▶ [What to work on]
**a)** List the ways that EVP volunteers contact infrequent voters, as the voter-turnout article gives them.
**b)** Carry on writing the voter-turnout article, starting right after its final sentence.

▶ [Document segment]
——
In order to change that, EVP has built a network of 6,000 volunteers who text, call, door-knock and send postcards to infrequent voters in 17 states and encourage them to vote. And that’s all they do. EVP volunteers say nothing about the environment, or what’s at stake in the election. But though it may seem counterintuitive, they do try to boost turnout in elections that have nothing to do with environmental regulation.

The approach is informed by political science findings about what works at boosting turnout, and what doesn’t. “You can’t build a movement of habitual voters by only talking to them once every two years,” Stinnett said. “We were active in almost 400 elections in 17 states in 2021. Some elections had nothing to do with the environment, but had everything to do with developing the habit of voting.”

For example, Stinnett said, “after the Georgia Senate runoffs, once those elections were over, everybody left town. We got to work in the Griffin Judicial Circuit district attorney’s race.” (A judicial circuit is a coalition of low-population counties that share a legal system, and the Griffin Judicial Circuit special election in Georgia was held in Feb. 2021.) The real, ultimate goal, isn’t to get the 700-800 voters EVP targeted in the rural counties that comprise the Griffin Judicial Circuit to start voting in every election, including crucial statewide races for Senate and governor later this year.

EVP targets voters because they are likely to rank climate or change or the environment as their biggest priority, based on demographics like age and race, and their consumer data, such as subscribing to a nature magazine or driving a hybrid. Merely getting them to vote should, in the aggregate, increase the proportion of voters who care most about climate change. And, Stinnett argues, campaigns are using all the same data and will be aware when the next campaign season rolls around that a growing share of the electorate cares about climate change.

“The last thing we want people to do is to think about their vote as a transaction,” Stinnett explained. “Instead, what we do is talk to voters about who they are and who they want to be. We use a lot of peer pressure. We’ll send you a text message saying the number of people on your block voted in the last election, because human beings are social animals more than rational animals. We get them to promise to vote months before the election, then get in touch days before and remind them, [in order] to use social pressure about keeping their promises. Is that a little harsh? Yeah, but so is the climate crisis.”

Political scientists say EVP is wise to focus on people who have voted before rather than those who aren’t even registered, and to rely on peer pressure rather than arguing that voting will lead to any particular outcome.

“The good news for them is that people who do vote in presidential years and not in midterms are relatively straightforward people to mobilize,” Donald Green, a professor of political science at Columbia University and co-author of the book “Get Out the Vote: How to Increase Voter Turnout,” told Yahoo News. “They do have the advantage of thinking of themselves as voters. … It’s not as though you’re talking to 18-year-old new voters who don’t have voting habits and they’re a little apprehensive about the whole thing.”

While Green cautions that more passive efforts like buying online ads don’t necessarily increase turnout, peer-to-peer mobilization efforts have been consistently shown to have some effect. “To the extent they’re getting something impersonal like ads, or direct mail, maybe that won’t work, but to the extent that there’s actually a human being on the other side of the conversation, it most certainly will work,” he said.
——
▶ [Data records]
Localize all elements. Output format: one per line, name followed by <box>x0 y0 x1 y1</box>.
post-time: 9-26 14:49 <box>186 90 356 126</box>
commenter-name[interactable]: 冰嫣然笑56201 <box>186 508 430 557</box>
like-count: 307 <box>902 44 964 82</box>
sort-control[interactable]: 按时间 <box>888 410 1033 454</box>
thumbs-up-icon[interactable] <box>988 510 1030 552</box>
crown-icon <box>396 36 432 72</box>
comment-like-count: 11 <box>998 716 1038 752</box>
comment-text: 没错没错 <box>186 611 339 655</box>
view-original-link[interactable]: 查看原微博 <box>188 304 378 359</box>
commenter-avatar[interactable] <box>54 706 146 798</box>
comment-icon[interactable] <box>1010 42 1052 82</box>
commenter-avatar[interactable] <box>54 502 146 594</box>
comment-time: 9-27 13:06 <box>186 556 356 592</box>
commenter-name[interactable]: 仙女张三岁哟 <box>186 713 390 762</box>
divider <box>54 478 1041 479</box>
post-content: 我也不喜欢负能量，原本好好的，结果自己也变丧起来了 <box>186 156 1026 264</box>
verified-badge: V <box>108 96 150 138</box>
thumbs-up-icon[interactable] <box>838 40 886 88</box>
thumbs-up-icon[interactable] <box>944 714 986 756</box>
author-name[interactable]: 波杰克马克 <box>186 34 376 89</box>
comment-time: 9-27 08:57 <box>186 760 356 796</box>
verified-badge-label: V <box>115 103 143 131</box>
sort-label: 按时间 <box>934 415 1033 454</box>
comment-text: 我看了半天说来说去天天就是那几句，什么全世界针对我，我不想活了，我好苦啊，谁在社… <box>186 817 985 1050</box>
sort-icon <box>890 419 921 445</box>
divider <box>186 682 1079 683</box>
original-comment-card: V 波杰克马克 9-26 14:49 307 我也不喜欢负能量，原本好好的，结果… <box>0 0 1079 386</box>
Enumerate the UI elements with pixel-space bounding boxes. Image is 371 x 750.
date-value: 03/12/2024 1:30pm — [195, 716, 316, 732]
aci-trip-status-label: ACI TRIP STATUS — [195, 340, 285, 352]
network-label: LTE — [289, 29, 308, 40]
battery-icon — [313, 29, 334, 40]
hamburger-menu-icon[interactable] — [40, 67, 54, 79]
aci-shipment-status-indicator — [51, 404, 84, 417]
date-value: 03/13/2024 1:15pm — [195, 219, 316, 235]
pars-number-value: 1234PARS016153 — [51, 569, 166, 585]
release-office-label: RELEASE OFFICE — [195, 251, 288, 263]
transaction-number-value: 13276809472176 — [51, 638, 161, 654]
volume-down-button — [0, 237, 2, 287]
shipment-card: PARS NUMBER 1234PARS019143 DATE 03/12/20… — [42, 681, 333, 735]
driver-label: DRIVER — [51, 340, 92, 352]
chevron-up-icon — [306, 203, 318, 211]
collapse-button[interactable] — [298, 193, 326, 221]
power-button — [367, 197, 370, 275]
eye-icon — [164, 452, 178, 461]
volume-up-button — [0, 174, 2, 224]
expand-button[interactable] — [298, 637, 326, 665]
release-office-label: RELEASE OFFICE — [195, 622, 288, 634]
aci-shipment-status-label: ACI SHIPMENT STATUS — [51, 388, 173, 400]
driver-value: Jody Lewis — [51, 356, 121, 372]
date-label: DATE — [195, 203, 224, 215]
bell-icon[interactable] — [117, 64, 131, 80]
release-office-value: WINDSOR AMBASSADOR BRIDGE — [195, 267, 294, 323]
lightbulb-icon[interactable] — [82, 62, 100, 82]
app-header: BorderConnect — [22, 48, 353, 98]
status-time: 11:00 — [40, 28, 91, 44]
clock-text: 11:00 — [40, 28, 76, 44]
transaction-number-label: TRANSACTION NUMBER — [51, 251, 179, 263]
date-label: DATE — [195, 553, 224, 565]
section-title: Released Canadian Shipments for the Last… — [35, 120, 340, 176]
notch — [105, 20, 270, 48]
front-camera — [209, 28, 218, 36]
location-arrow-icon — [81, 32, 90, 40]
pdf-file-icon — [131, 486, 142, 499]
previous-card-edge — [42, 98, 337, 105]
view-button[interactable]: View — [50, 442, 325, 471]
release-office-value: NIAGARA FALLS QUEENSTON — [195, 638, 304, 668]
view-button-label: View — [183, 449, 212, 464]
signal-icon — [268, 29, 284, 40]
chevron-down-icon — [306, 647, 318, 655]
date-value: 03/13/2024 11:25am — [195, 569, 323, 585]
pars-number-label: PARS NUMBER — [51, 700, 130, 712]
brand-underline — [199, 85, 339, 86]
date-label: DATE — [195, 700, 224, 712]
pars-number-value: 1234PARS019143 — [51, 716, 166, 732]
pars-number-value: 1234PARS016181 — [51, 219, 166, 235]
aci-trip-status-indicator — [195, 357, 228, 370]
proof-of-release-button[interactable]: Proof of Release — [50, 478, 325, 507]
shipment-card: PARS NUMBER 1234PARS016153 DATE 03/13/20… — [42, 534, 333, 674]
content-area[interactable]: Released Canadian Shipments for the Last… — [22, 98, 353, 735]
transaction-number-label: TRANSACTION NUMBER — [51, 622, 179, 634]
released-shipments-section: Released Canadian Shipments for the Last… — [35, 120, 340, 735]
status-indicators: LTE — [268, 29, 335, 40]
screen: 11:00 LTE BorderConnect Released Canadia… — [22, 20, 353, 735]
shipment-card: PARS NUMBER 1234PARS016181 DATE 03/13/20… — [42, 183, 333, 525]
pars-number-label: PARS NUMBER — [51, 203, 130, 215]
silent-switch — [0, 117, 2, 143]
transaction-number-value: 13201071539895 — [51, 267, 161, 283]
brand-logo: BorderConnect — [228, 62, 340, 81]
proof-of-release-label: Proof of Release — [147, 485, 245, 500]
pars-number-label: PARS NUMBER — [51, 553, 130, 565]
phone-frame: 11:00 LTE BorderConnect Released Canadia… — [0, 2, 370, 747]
——
▶ [Results by task]
**a)**
- Texting
- Calling
- Door-knocking
- Sending postcards

**b)**
“If you tell people, ‘Hey, your neighbors are voting, here’s their voting record, here’s your voting record, we’re going to send an update after the election,’ that kind of social monitoring messaging is very powerful,” Melissa Michelson, a professor of political science at Menlo College and the author of “Mobilizing Inclusion: Transforming the Electorate through Get-Out-the-Vote Campaigns,” told Yahoo News. “It is also true that getting people to make a commitment to voting and then nudging them to follow through on that commitment is also very powerful at getting people to vote.”

Michelson also endorses EVP’s theory that it will be most effective to boost turnout in congressional elections by mobilizing voters for every election, no matter how small. “Voting is habit-forming,” said Michelson. “You get somebody to vote in an election, then the next election comes around and they’re already more likely to vote because they’re like, ‘Oh it’s election time, it’s time to vote.’ They’ve adopted an identity as a voter.”

In elections held in the first half of 2021 in which it texted and called potential voters, EVP says it increased turnout from 0.7 to 1.8 percentage points over control groups.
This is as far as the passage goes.